* SHORT PROBLEM: Filter these entries so that only lines with the word "учетом" remain.

* PROVIDED RECORDS:

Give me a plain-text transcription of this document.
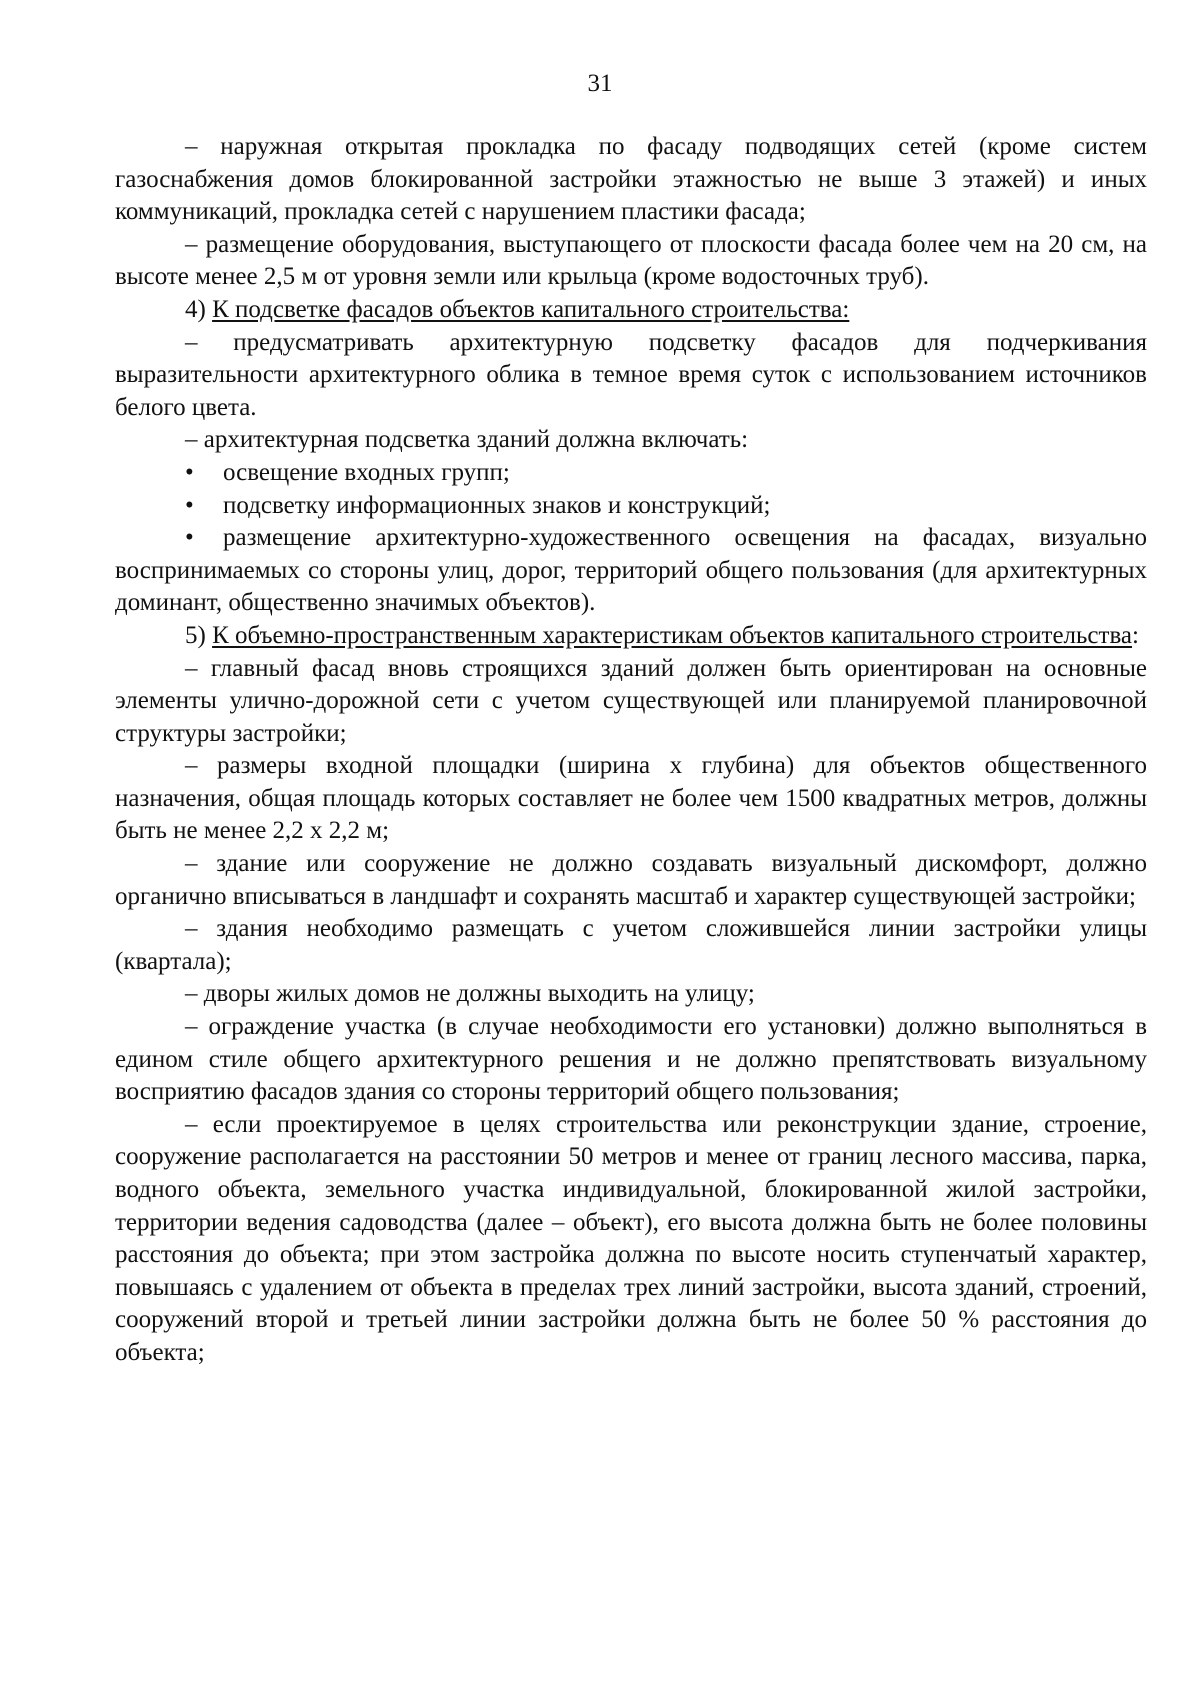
31

– наружная открытая прокладка по фасаду подводящих сетей (кроме систем газоснабжения домов блокированной застройки этажностью не выше 3 этажей) и иных коммуникаций, прокладка сетей с нарушением пластики фасада;

– размещение оборудования, выступающего от плоскости фасада более чем на 20 см, на высоте менее 2,5 м от уровня земли или крыльца (кроме водосточных труб).

4) К подсветке фасадов объектов капитального строительства:

– предусматривать архитектурную подсветку фасадов для подчеркивания выразительности архитектурного облика в темное время суток с использованием источников белого цвета.

– архитектурная подсветка зданий должна включать:

• освещение входных групп;

• подсветку информационных знаков и конструкций;

• размещение архитектурно-художественного освещения на фасадах, визуально воспринимаемых со стороны улиц, дорог, территорий общего пользования (для архитектурных доминант, общественно значимых объектов).

5) К объемно-пространственным характеристикам объектов капитального строительства:

– главный фасад вновь строящихся зданий должен быть ориентирован на основные элементы улично-дорожной сети с учетом существующей или планируемой планировочной структуры застройки;

– размеры входной площадки (ширина х глубина) для объектов общественного назначения, общая площадь которых составляет не более чем 1500 квадратных метров, должны быть не менее 2,2 х 2,2 м;

– здание или сооружение не должно создавать визуальный дискомфорт, должно органично вписываться в ландшафт и сохранять масштаб и характер существующей застройки;

– здания необходимо размещать с учетом сложившейся линии застройки улицы (квартала);

– дворы жилых домов не должны выходить на улицу;

– ограждение участка (в случае необходимости его установки) должно выполняться в едином стиле общего архитектурного решения и не должно препятствовать визуальному восприятию фасадов здания со стороны территорий общего пользования;

– если проектируемое в целях строительства или реконструкции здание, строение, сооружение располагается на расстоянии 50 метров и менее от границ лесного массива, парка, водного объекта, земельного участка индивидуальной, блокированной жилой застройки, территории ведения садоводства (далее – объект), его высота должна быть не более половины расстояния до объекта; при этом застройка должна по высоте носить ступенчатый характер, повышаясь с удалением от объекта в пределах трех линий застройки, высота зданий, строений, сооружений второй и третьей линии застройки должна быть не более 50 % расстояния до объекта;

* RESPONSE TO THE EXERCISE:
– главный фасад вновь строящихся зданий должен быть ориентирован на основные элементы улично-дорожной сети с учетом существующей или планируемой планировочной структуры застройки;
– здания необходимо размещать с учетом сложившейся линии застройки улицы (квартала);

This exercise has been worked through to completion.